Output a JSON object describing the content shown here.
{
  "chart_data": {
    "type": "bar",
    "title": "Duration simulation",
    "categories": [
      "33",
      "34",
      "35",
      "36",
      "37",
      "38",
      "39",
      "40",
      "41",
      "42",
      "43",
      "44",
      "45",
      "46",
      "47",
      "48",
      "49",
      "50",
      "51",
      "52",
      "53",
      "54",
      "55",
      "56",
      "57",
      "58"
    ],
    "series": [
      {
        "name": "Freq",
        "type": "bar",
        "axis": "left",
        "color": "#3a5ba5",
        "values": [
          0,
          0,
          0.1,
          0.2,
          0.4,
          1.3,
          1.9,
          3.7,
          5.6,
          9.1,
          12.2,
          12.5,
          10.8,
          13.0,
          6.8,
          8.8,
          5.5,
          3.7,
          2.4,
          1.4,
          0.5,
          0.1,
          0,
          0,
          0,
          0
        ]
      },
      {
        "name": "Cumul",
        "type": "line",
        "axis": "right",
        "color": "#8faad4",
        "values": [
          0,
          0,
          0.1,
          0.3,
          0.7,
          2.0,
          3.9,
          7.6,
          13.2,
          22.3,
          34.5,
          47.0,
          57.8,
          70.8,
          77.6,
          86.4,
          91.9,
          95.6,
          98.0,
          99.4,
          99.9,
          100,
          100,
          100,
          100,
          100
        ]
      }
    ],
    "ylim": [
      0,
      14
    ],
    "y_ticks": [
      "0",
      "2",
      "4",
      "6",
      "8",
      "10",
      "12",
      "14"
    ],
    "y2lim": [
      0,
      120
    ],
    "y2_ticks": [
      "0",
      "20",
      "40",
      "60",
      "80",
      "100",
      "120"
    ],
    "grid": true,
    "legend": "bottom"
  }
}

# INSTRUCTION:
Repeat each record exactly. Omit nothing.

# WRITTEN SOLUTION:
Output a JSON object describing the content shown here.
{
  "chart_data": {
    "type": "bar",
    "title": "Duration simulation",
    "categories": [
      "33",
      "34",
      "35",
      "36",
      "37",
      "38",
      "39",
      "40",
      "41",
      "42",
      "43",
      "44",
      "45",
      "46",
      "47",
      "48",
      "49",
      "50",
      "51",
      "52",
      "53",
      "54",
      "55",
      "56",
      "57",
      "58"
    ],
    "series": [
      {
        "name": "Freq",
        "type": "bar",
        "axis": "left",
        "color": "#3a5ba5",
        "values": [
          0,
          0,
          0.1,
          0.2,
          0.4,
          1.3,
          1.9,
          3.7,
          5.6,
          9.1,
          12.2,
          12.5,
          10.8,
          13.0,
          6.8,
          8.8,
          5.5,
          3.7,
          2.4,
          1.4,
          0.5,
          0.1,
          0,
          0,
          0,
          0
        ]
      },
      {
        "name": "Cumul",
        "type": "line",
        "axis": "right",
        "color": "#8faad4",
        "values": [
          0,
          0,
          0.1,
          0.3,
          0.7,
          2.0,
          3.9,
          7.6,
          13.2,
          22.3,
          34.5,
          47.0,
          57.8,
          70.8,
          77.6,
          86.4,
          91.9,
          95.6,
          98.0,
          99.4,
          99.9,
          100,
          100,
          100,
          100,
          100
        ]
      }
    ],
    "ylim": [
      0,
      14
    ],
    "y_ticks": [
      "0",
      "2",
      "4",
      "6",
      "8",
      "10",
      "12",
      "14"
    ],
    "y2lim": [
      0,
      120
    ],
    "y2_ticks": [
      "0",
      "20",
      "40",
      "60",
      "80",
      "100",
      "120"
    ],
    "grid": true,
    "legend": "bottom"
  }
}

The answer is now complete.